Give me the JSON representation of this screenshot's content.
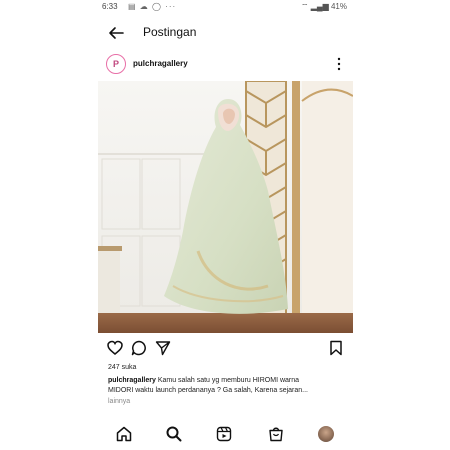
{
  "status_bar": {
    "time": "6:33",
    "left_icons": "▤ ☁ ◯ ···",
    "right_text": "41%"
  },
  "header": {
    "title": "Postingan"
  },
  "post": {
    "username": "pulchragallery",
    "avatar_text": "P",
    "likes": "247 suka",
    "caption_user": "pulchragallery",
    "caption_line1": "Kamu salah satu yg memburu HIROMI warna",
    "caption_line2": "MIDORI waktu launch perdananya ? Ga salah, Karena sejaran...",
    "more_label": "lainnya"
  },
  "icons": {
    "back": "back-arrow-icon",
    "more": "more-vertical-icon",
    "like": "heart-icon",
    "comment": "comment-icon",
    "share": "send-icon",
    "save": "bookmark-icon",
    "home": "home-icon",
    "search": "search-icon",
    "reels": "reels-icon",
    "shop": "shop-icon",
    "profile": "profile-avatar-icon"
  },
  "colors": {
    "brand_avatar": "#c0487f",
    "text": "#111111",
    "muted": "#888888"
  }
}
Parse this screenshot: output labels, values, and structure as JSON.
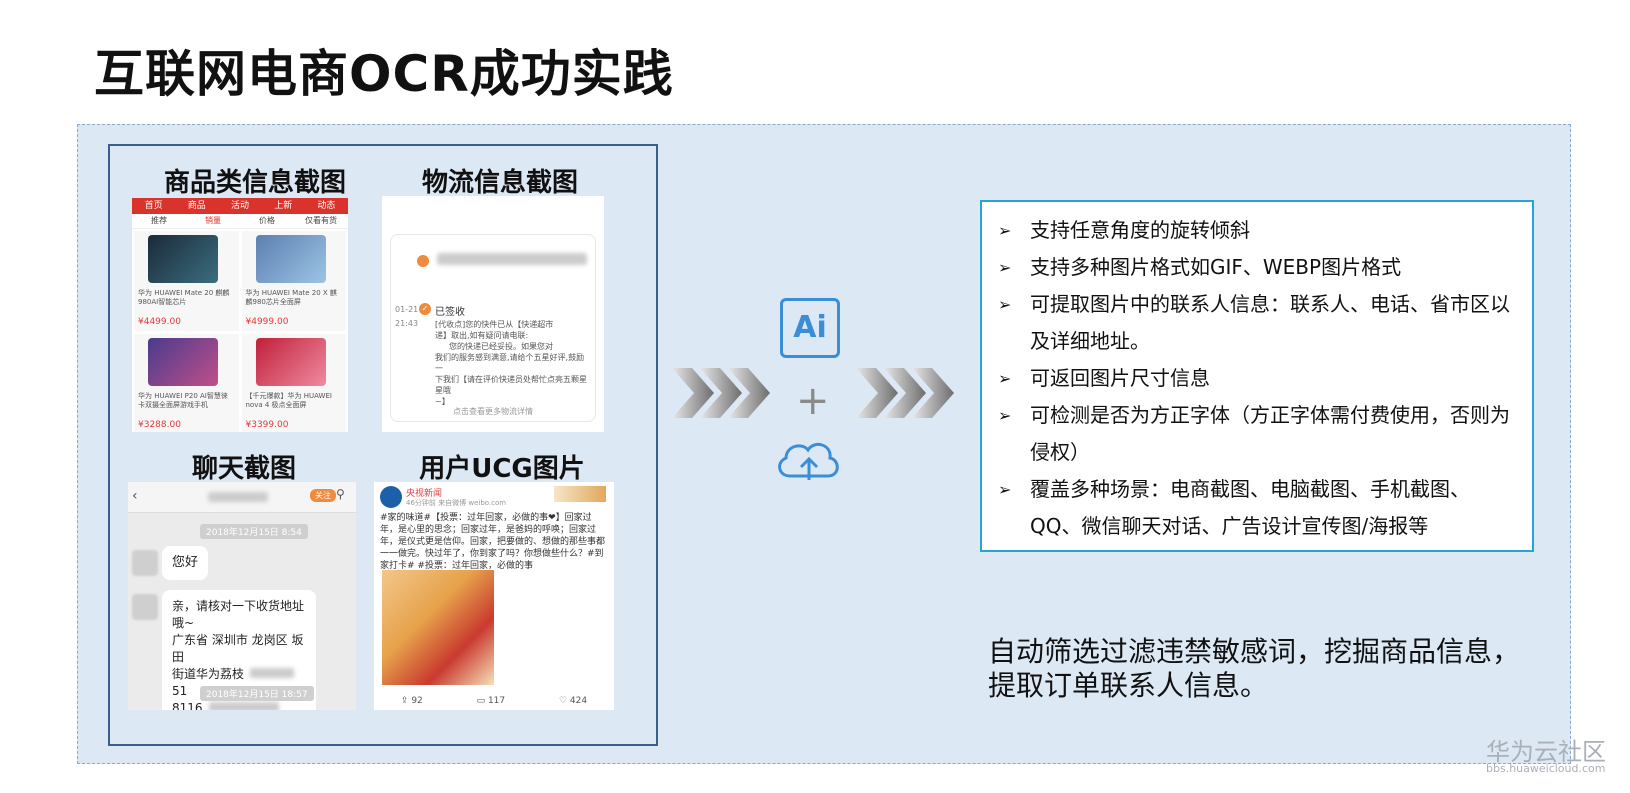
+++
Pull out every line above that holds the word "JSON".

Give me the JSON representation of this screenshot's content.
Parse this screenshot: output labels, values, and structure as JSON.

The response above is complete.